[What this task involves]:
Your answer should be every line from the records that contains "setting".

[Document page entries with text]
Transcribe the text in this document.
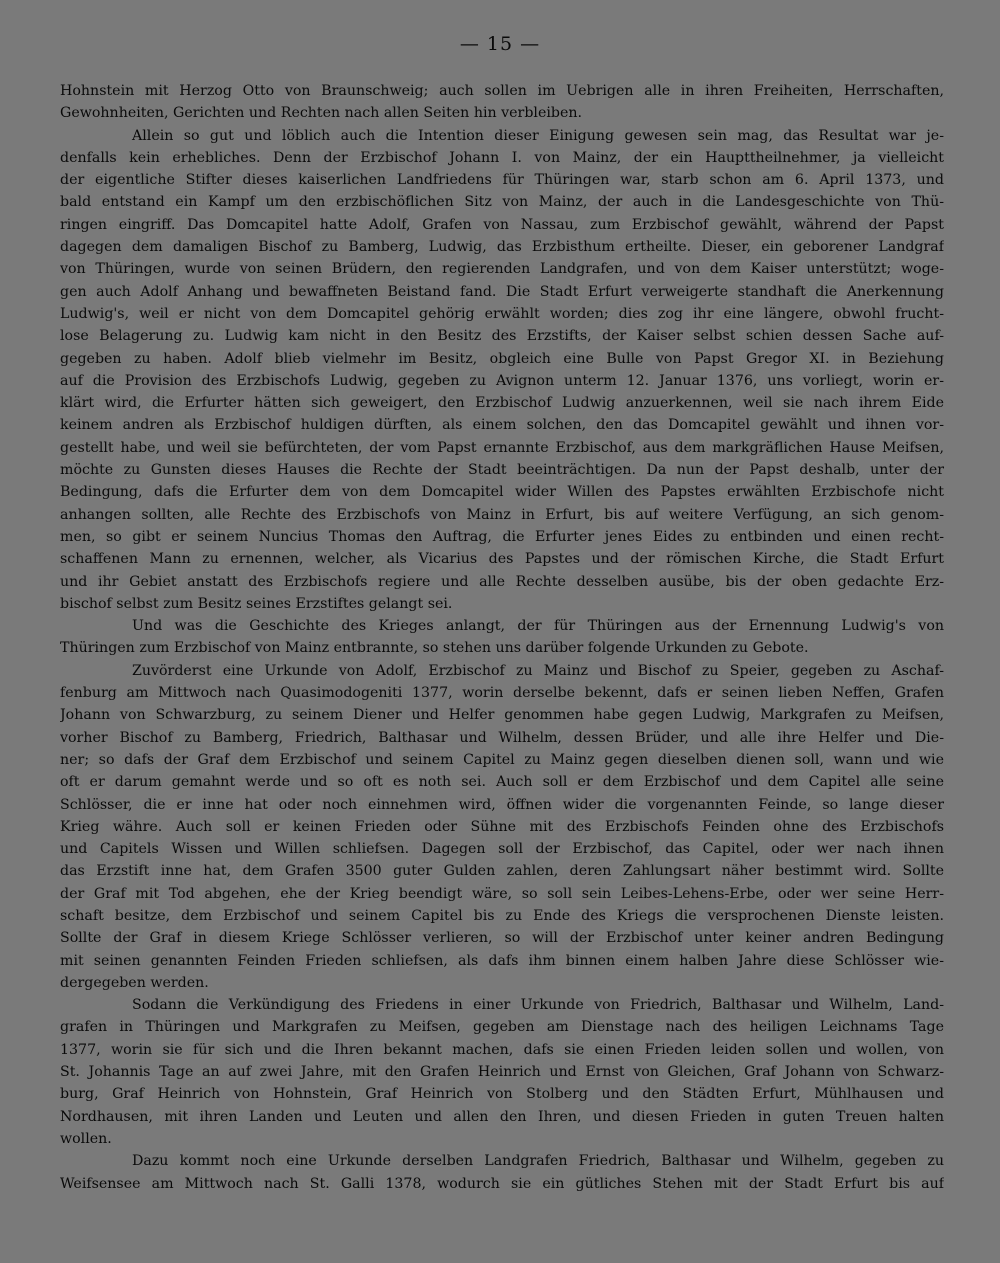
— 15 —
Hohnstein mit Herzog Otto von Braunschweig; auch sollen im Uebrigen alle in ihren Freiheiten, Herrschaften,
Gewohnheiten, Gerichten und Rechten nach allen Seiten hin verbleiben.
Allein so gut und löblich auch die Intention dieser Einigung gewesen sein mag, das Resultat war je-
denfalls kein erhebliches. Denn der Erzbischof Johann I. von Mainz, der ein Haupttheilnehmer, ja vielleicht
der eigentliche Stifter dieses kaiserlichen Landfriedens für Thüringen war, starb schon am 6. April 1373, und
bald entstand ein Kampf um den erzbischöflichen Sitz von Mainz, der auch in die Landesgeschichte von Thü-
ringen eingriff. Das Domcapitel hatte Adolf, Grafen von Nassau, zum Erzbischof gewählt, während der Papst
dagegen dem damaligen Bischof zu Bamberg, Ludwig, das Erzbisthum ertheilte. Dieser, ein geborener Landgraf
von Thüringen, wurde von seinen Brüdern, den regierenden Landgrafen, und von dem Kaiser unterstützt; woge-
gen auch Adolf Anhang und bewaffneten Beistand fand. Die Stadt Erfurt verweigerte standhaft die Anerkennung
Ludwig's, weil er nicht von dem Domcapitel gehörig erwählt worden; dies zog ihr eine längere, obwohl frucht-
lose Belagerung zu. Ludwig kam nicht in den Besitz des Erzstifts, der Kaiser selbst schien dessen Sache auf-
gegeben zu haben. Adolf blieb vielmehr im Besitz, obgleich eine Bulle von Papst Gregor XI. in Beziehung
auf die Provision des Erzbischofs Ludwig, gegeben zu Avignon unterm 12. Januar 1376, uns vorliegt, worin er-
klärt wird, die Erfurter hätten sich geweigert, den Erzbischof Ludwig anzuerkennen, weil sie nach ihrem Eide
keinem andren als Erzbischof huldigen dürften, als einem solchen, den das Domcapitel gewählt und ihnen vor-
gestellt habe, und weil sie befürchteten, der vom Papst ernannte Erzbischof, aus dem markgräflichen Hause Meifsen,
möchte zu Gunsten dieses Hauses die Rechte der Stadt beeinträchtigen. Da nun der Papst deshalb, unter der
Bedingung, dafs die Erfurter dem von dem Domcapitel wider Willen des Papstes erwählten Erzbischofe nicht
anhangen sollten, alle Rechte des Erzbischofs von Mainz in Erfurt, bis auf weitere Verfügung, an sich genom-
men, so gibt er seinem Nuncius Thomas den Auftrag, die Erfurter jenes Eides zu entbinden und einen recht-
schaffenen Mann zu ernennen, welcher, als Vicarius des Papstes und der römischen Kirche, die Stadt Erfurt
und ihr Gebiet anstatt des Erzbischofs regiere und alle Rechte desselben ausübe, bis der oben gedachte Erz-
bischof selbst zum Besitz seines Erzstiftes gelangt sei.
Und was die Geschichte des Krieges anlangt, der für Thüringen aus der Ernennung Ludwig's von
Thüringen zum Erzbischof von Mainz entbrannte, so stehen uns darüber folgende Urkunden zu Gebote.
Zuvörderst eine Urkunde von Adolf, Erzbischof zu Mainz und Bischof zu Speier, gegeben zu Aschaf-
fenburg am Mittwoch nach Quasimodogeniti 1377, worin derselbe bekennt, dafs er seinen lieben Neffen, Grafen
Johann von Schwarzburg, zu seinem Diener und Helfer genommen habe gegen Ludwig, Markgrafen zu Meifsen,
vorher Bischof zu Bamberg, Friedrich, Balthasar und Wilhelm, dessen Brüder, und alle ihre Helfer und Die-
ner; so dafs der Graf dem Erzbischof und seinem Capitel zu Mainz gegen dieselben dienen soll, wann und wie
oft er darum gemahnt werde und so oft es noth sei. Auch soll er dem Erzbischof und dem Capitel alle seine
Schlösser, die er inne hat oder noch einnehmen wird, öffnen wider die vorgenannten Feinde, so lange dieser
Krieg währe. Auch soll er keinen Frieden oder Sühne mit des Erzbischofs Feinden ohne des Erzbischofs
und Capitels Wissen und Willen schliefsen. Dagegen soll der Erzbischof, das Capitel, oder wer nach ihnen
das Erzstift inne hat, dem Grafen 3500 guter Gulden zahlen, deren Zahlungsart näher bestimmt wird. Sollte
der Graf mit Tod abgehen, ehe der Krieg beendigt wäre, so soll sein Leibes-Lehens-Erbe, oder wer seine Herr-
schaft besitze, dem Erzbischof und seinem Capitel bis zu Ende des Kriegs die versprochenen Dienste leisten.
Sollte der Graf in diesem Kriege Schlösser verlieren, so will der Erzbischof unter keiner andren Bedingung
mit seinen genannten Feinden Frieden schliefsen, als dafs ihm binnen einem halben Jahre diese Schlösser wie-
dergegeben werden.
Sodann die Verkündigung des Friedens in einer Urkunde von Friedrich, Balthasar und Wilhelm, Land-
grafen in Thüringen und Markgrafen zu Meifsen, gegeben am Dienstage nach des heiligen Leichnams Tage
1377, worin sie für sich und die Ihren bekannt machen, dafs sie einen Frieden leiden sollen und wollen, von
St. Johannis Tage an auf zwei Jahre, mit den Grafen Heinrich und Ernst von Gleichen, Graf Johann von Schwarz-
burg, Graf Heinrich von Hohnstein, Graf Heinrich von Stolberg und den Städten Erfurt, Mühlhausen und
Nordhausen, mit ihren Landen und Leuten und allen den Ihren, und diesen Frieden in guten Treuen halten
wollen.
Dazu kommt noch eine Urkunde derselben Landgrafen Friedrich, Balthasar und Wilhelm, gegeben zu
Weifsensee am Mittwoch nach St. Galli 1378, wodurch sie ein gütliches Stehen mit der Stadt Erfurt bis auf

* * *

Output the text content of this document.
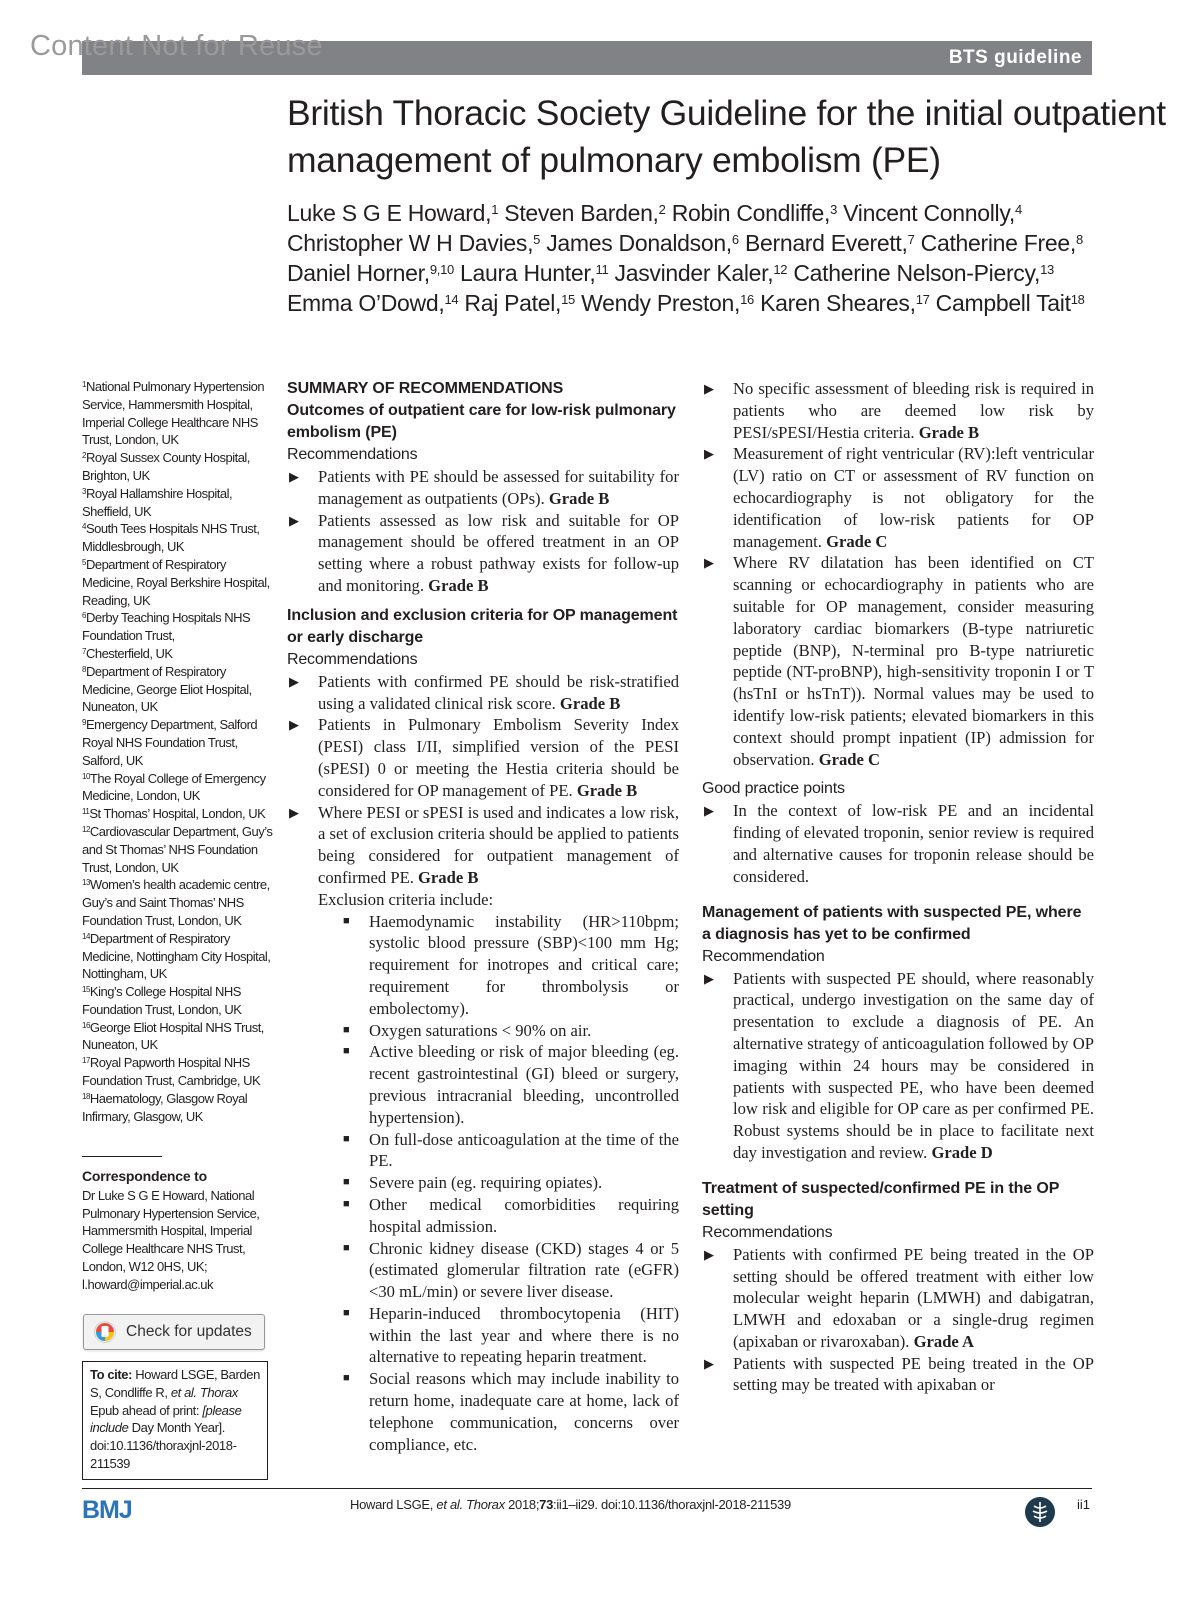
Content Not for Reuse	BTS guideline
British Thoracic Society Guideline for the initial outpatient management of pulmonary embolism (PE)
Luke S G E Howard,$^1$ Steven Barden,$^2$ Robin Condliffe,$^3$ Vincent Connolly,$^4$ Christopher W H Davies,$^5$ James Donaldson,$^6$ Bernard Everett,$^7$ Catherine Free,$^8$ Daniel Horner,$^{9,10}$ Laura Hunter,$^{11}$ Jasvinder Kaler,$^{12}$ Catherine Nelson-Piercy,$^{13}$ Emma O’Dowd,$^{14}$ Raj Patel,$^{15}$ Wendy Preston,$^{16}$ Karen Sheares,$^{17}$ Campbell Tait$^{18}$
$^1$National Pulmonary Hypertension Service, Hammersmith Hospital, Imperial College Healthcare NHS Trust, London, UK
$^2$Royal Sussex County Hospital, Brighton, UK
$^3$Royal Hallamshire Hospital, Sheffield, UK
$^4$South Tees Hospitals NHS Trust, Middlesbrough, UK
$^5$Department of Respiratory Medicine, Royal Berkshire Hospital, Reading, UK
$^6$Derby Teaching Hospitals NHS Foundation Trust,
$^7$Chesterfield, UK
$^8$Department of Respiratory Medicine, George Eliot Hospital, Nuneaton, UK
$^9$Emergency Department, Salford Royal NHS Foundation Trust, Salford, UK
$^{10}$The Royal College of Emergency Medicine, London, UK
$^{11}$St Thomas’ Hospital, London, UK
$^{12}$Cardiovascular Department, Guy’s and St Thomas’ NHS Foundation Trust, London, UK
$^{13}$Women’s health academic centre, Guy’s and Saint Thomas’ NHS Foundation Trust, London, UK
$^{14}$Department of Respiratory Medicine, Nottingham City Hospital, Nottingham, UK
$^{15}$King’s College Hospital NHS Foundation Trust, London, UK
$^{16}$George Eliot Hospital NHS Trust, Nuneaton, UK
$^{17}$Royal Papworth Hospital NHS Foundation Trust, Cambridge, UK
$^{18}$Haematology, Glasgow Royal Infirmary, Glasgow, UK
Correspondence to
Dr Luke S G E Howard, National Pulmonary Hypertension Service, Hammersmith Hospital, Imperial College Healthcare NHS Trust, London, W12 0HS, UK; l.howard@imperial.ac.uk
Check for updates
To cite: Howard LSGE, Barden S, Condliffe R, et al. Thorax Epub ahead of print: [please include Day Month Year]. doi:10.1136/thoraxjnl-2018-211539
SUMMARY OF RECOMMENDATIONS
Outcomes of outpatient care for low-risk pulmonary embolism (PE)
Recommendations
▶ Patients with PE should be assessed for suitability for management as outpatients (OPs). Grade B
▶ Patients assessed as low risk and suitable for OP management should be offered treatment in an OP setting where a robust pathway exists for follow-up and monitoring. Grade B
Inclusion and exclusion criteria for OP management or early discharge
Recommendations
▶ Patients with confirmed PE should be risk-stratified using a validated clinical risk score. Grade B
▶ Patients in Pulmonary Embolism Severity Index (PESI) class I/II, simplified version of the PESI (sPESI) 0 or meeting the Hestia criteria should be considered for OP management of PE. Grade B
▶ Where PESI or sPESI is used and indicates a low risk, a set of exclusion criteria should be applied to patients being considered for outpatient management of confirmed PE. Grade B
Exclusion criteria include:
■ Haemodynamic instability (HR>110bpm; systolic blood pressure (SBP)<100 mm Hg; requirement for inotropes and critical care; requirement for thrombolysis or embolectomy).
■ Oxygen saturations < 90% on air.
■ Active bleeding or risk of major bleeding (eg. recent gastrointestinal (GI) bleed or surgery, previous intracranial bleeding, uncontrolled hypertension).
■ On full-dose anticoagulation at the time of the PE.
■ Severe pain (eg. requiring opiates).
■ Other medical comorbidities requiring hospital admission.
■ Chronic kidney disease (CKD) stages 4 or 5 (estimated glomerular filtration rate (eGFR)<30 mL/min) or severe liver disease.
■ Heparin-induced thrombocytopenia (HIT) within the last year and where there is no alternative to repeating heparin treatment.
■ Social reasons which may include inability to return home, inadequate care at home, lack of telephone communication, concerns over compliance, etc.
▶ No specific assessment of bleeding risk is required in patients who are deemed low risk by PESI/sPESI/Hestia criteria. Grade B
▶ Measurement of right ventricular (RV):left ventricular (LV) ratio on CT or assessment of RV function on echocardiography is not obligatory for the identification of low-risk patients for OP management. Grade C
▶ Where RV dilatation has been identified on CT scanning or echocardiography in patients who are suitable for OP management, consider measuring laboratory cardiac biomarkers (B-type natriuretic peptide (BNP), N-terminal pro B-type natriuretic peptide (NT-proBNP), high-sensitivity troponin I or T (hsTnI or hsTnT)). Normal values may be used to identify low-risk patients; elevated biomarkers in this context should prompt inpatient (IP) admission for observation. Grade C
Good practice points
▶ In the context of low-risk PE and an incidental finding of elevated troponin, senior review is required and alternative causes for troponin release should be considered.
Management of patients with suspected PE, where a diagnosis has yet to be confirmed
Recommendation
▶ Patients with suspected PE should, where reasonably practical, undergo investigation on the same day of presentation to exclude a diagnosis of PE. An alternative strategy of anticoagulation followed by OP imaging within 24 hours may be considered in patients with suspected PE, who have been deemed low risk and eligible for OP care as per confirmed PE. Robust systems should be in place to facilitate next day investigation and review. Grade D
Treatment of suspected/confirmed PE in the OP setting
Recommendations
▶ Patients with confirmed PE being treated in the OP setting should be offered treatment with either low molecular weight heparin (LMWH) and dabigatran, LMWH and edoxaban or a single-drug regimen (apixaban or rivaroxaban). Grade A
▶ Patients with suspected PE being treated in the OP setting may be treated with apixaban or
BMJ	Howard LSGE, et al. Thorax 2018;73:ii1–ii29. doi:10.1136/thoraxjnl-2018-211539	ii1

[Response]:
▶ Patients assessed as low risk and suitable for OP management should be offered treatment in an OP setting where a robust pathway exists for follow-up and monitoring. Grade B
Treatment of suspected/confirmed PE in the OP setting
▶ Patients with confirmed PE being treated in the OP setting should be offered treatment with either low molecular weight heparin (LMWH) and dabigatran, LMWH and edoxaban or a single-drug regimen (apixaban or rivaroxaban). Grade A
▶ Patients with suspected PE being treated in the OP setting may be treated with apixaban or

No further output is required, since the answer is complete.